Prompt: Leave out the images and repeat the listing below without a single change.

Data provided:

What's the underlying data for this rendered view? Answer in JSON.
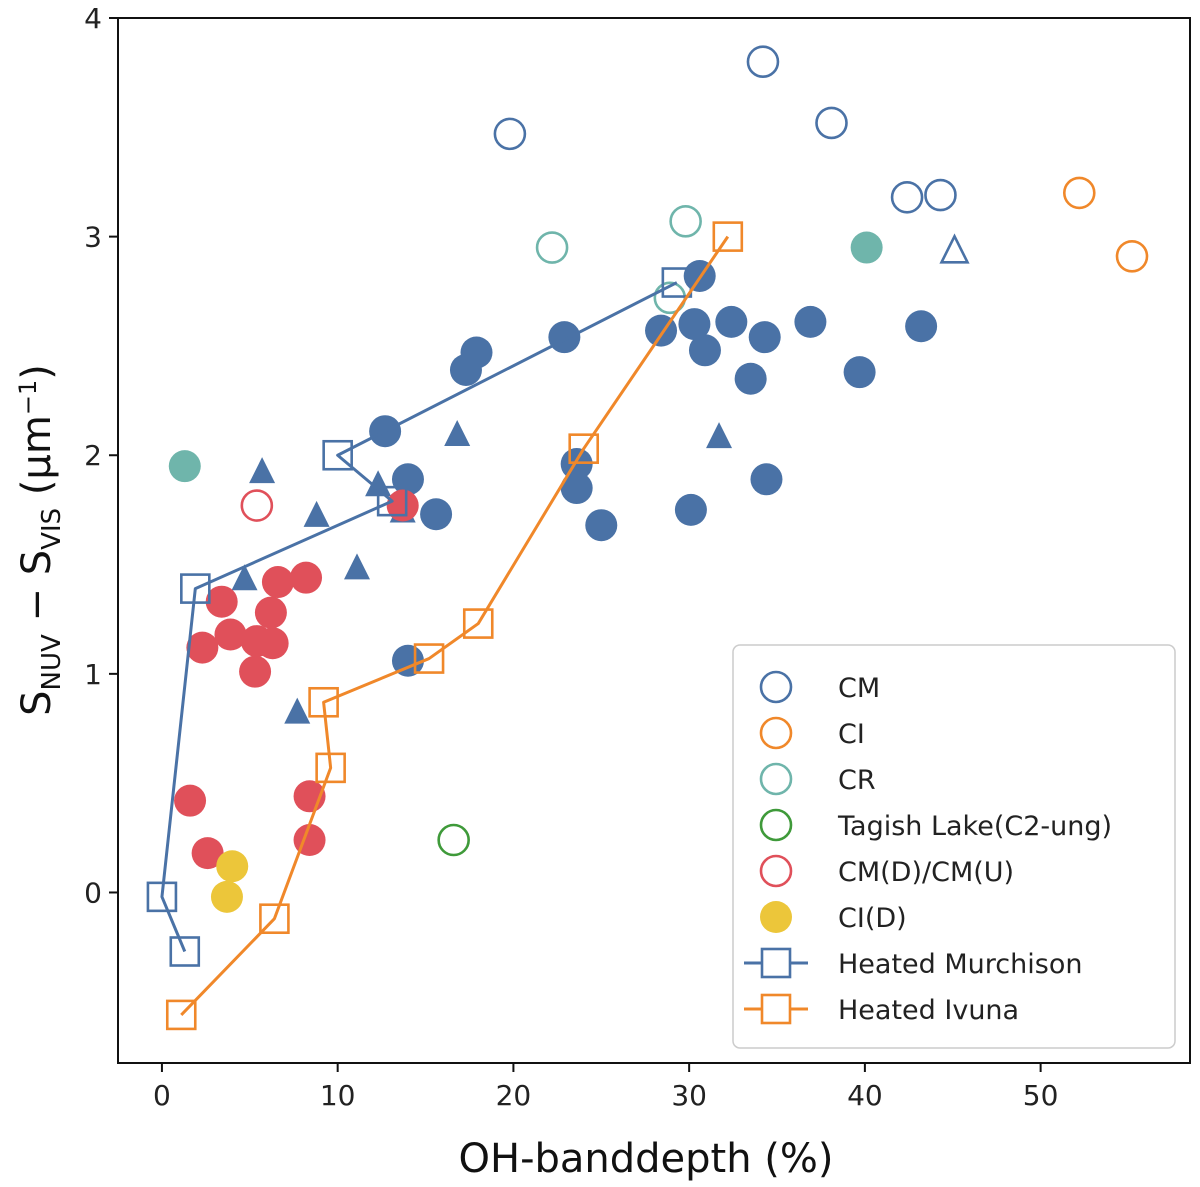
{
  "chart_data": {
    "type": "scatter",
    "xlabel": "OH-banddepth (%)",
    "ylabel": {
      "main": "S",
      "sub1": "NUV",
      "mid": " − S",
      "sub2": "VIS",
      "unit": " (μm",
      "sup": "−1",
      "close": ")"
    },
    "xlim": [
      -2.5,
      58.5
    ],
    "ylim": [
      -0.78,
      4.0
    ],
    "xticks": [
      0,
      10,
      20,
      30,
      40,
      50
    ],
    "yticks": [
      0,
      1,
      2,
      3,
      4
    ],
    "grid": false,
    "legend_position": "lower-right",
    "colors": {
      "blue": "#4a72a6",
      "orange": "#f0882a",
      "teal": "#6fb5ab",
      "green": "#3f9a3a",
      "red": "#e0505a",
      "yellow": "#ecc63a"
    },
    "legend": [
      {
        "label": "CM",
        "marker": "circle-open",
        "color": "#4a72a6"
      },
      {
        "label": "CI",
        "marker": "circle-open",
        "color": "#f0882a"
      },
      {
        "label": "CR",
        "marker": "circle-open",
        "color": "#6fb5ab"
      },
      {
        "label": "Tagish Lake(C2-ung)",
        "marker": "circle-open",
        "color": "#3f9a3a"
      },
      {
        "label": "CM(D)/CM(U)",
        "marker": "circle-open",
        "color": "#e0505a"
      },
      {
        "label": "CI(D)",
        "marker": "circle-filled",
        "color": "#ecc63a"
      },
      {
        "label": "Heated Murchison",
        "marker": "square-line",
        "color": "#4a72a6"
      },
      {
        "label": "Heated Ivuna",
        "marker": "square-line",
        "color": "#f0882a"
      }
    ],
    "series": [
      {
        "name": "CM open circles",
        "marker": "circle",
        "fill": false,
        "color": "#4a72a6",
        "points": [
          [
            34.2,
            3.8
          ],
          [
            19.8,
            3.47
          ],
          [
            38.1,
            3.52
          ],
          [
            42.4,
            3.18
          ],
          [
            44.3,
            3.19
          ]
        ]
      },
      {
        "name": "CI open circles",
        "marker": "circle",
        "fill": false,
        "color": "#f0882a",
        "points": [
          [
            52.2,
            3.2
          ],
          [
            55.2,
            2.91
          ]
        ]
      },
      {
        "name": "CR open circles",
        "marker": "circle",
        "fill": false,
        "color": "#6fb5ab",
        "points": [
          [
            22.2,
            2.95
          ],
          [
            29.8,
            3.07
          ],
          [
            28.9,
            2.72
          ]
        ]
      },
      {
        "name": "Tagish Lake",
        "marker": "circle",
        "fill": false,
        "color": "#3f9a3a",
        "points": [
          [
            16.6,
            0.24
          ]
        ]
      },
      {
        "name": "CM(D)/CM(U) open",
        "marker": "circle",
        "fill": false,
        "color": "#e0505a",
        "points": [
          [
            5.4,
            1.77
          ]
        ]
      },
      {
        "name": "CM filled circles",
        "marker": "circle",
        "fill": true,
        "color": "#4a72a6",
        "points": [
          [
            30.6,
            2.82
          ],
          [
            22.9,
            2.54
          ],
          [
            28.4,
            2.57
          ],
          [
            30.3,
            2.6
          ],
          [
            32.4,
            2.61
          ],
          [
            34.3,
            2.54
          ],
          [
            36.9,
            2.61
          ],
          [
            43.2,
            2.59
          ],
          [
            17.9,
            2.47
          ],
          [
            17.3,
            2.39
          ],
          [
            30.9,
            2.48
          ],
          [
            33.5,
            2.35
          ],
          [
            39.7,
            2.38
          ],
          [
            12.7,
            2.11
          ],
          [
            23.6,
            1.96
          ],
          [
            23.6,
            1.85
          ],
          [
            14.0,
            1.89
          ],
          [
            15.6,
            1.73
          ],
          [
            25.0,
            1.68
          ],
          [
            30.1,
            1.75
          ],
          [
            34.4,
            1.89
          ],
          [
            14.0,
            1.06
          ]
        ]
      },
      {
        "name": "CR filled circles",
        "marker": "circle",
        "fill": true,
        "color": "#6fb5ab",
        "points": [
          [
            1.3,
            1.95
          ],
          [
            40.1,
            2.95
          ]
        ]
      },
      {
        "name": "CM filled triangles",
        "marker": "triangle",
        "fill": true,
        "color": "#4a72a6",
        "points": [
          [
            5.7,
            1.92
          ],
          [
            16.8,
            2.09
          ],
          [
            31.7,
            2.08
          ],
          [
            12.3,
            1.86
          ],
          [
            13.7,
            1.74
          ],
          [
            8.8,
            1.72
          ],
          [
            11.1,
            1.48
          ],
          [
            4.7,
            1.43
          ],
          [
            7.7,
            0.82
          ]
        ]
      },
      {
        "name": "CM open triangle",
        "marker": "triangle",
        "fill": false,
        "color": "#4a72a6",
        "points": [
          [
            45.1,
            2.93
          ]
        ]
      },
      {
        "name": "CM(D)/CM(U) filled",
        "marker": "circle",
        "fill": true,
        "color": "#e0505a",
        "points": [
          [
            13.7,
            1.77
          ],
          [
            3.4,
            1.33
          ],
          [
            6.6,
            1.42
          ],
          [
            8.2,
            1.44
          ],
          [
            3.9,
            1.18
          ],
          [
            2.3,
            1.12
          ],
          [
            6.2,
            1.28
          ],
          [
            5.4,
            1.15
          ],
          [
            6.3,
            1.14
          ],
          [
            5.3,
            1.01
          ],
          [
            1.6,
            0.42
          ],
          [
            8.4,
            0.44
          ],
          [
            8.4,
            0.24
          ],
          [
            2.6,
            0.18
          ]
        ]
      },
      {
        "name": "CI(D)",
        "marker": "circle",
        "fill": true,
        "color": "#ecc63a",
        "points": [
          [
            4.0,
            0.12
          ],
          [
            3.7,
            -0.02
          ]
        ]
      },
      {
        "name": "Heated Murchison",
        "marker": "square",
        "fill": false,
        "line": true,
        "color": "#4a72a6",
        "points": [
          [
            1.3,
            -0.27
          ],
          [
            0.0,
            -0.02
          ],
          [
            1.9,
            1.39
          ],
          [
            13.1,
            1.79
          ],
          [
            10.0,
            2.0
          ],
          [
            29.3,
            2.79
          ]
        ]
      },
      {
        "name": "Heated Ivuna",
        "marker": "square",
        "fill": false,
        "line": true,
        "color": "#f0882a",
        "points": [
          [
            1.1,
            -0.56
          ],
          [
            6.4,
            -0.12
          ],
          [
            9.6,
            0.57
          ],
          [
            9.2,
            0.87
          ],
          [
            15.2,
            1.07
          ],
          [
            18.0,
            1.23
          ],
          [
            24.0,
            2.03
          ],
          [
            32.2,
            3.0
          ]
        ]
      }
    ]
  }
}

Task solution:
What's the underlying data for this rendered view? Answer in JSON.
{
  "chart_data": {
    "type": "scatter",
    "xlabel": "OH-banddepth (%)",
    "ylabel": {
      "main": "S",
      "sub1": "NUV",
      "mid": " − S",
      "sub2": "VIS",
      "unit": " (μm",
      "sup": "−1",
      "close": ")"
    },
    "xlim": [
      -2.5,
      58.5
    ],
    "ylim": [
      -0.78,
      4.0
    ],
    "xticks": [
      0,
      10,
      20,
      30,
      40,
      50
    ],
    "yticks": [
      0,
      1,
      2,
      3,
      4
    ],
    "grid": false,
    "legend_position": "lower-right",
    "colors": {
      "blue": "#4a72a6",
      "orange": "#f0882a",
      "teal": "#6fb5ab",
      "green": "#3f9a3a",
      "red": "#e0505a",
      "yellow": "#ecc63a"
    },
    "legend": [
      {
        "label": "CM",
        "marker": "circle-open",
        "color": "#4a72a6"
      },
      {
        "label": "CI",
        "marker": "circle-open",
        "color": "#f0882a"
      },
      {
        "label": "CR",
        "marker": "circle-open",
        "color": "#6fb5ab"
      },
      {
        "label": "Tagish Lake(C2-ung)",
        "marker": "circle-open",
        "color": "#3f9a3a"
      },
      {
        "label": "CM(D)/CM(U)",
        "marker": "circle-open",
        "color": "#e0505a"
      },
      {
        "label": "CI(D)",
        "marker": "circle-filled",
        "color": "#ecc63a"
      },
      {
        "label": "Heated Murchison",
        "marker": "square-line",
        "color": "#4a72a6"
      },
      {
        "label": "Heated Ivuna",
        "marker": "square-line",
        "color": "#f0882a"
      }
    ],
    "series": [
      {
        "name": "CM open circles",
        "marker": "circle",
        "fill": false,
        "color": "#4a72a6",
        "points": [
          [
            34.2,
            3.8
          ],
          [
            19.8,
            3.47
          ],
          [
            38.1,
            3.52
          ],
          [
            42.4,
            3.18
          ],
          [
            44.3,
            3.19
          ]
        ]
      },
      {
        "name": "CI open circles",
        "marker": "circle",
        "fill": false,
        "color": "#f0882a",
        "points": [
          [
            52.2,
            3.2
          ],
          [
            55.2,
            2.91
          ]
        ]
      },
      {
        "name": "CR open circles",
        "marker": "circle",
        "fill": false,
        "color": "#6fb5ab",
        "points": [
          [
            22.2,
            2.95
          ],
          [
            29.8,
            3.07
          ],
          [
            28.9,
            2.72
          ]
        ]
      },
      {
        "name": "Tagish Lake",
        "marker": "circle",
        "fill": false,
        "color": "#3f9a3a",
        "points": [
          [
            16.6,
            0.24
          ]
        ]
      },
      {
        "name": "CM(D)/CM(U) open",
        "marker": "circle",
        "fill": false,
        "color": "#e0505a",
        "points": [
          [
            5.4,
            1.77
          ]
        ]
      },
      {
        "name": "CM filled circles",
        "marker": "circle",
        "fill": true,
        "color": "#4a72a6",
        "points": [
          [
            30.6,
            2.82
          ],
          [
            22.9,
            2.54
          ],
          [
            28.4,
            2.57
          ],
          [
            30.3,
            2.6
          ],
          [
            32.4,
            2.61
          ],
          [
            34.3,
            2.54
          ],
          [
            36.9,
            2.61
          ],
          [
            43.2,
            2.59
          ],
          [
            17.9,
            2.47
          ],
          [
            17.3,
            2.39
          ],
          [
            30.9,
            2.48
          ],
          [
            33.5,
            2.35
          ],
          [
            39.7,
            2.38
          ],
          [
            12.7,
            2.11
          ],
          [
            23.6,
            1.96
          ],
          [
            23.6,
            1.85
          ],
          [
            14.0,
            1.89
          ],
          [
            15.6,
            1.73
          ],
          [
            25.0,
            1.68
          ],
          [
            30.1,
            1.75
          ],
          [
            34.4,
            1.89
          ],
          [
            14.0,
            1.06
          ]
        ]
      },
      {
        "name": "CR filled circles",
        "marker": "circle",
        "fill": true,
        "color": "#6fb5ab",
        "points": [
          [
            1.3,
            1.95
          ],
          [
            40.1,
            2.95
          ]
        ]
      },
      {
        "name": "CM filled triangles",
        "marker": "triangle",
        "fill": true,
        "color": "#4a72a6",
        "points": [
          [
            5.7,
            1.92
          ],
          [
            16.8,
            2.09
          ],
          [
            31.7,
            2.08
          ],
          [
            12.3,
            1.86
          ],
          [
            13.7,
            1.74
          ],
          [
            8.8,
            1.72
          ],
          [
            11.1,
            1.48
          ],
          [
            4.7,
            1.43
          ],
          [
            7.7,
            0.82
          ]
        ]
      },
      {
        "name": "CM open triangle",
        "marker": "triangle",
        "fill": false,
        "color": "#4a72a6",
        "points": [
          [
            45.1,
            2.93
          ]
        ]
      },
      {
        "name": "CM(D)/CM(U) filled",
        "marker": "circle",
        "fill": true,
        "color": "#e0505a",
        "points": [
          [
            13.7,
            1.77
          ],
          [
            3.4,
            1.33
          ],
          [
            6.6,
            1.42
          ],
          [
            8.2,
            1.44
          ],
          [
            3.9,
            1.18
          ],
          [
            2.3,
            1.12
          ],
          [
            6.2,
            1.28
          ],
          [
            5.4,
            1.15
          ],
          [
            6.3,
            1.14
          ],
          [
            5.3,
            1.01
          ],
          [
            1.6,
            0.42
          ],
          [
            8.4,
            0.44
          ],
          [
            8.4,
            0.24
          ],
          [
            2.6,
            0.18
          ]
        ]
      },
      {
        "name": "CI(D)",
        "marker": "circle",
        "fill": true,
        "color": "#ecc63a",
        "points": [
          [
            4.0,
            0.12
          ],
          [
            3.7,
            -0.02
          ]
        ]
      },
      {
        "name": "Heated Murchison",
        "marker": "square",
        "fill": false,
        "line": true,
        "color": "#4a72a6",
        "points": [
          [
            1.3,
            -0.27
          ],
          [
            0.0,
            -0.02
          ],
          [
            1.9,
            1.39
          ],
          [
            13.1,
            1.79
          ],
          [
            10.0,
            2.0
          ],
          [
            29.3,
            2.79
          ]
        ]
      },
      {
        "name": "Heated Ivuna",
        "marker": "square",
        "fill": false,
        "line": true,
        "color": "#f0882a",
        "points": [
          [
            1.1,
            -0.56
          ],
          [
            6.4,
            -0.12
          ],
          [
            9.6,
            0.57
          ],
          [
            9.2,
            0.87
          ],
          [
            15.2,
            1.07
          ],
          [
            18.0,
            1.23
          ],
          [
            24.0,
            2.03
          ],
          [
            32.2,
            3.0
          ]
        ]
      }
    ]
  }
}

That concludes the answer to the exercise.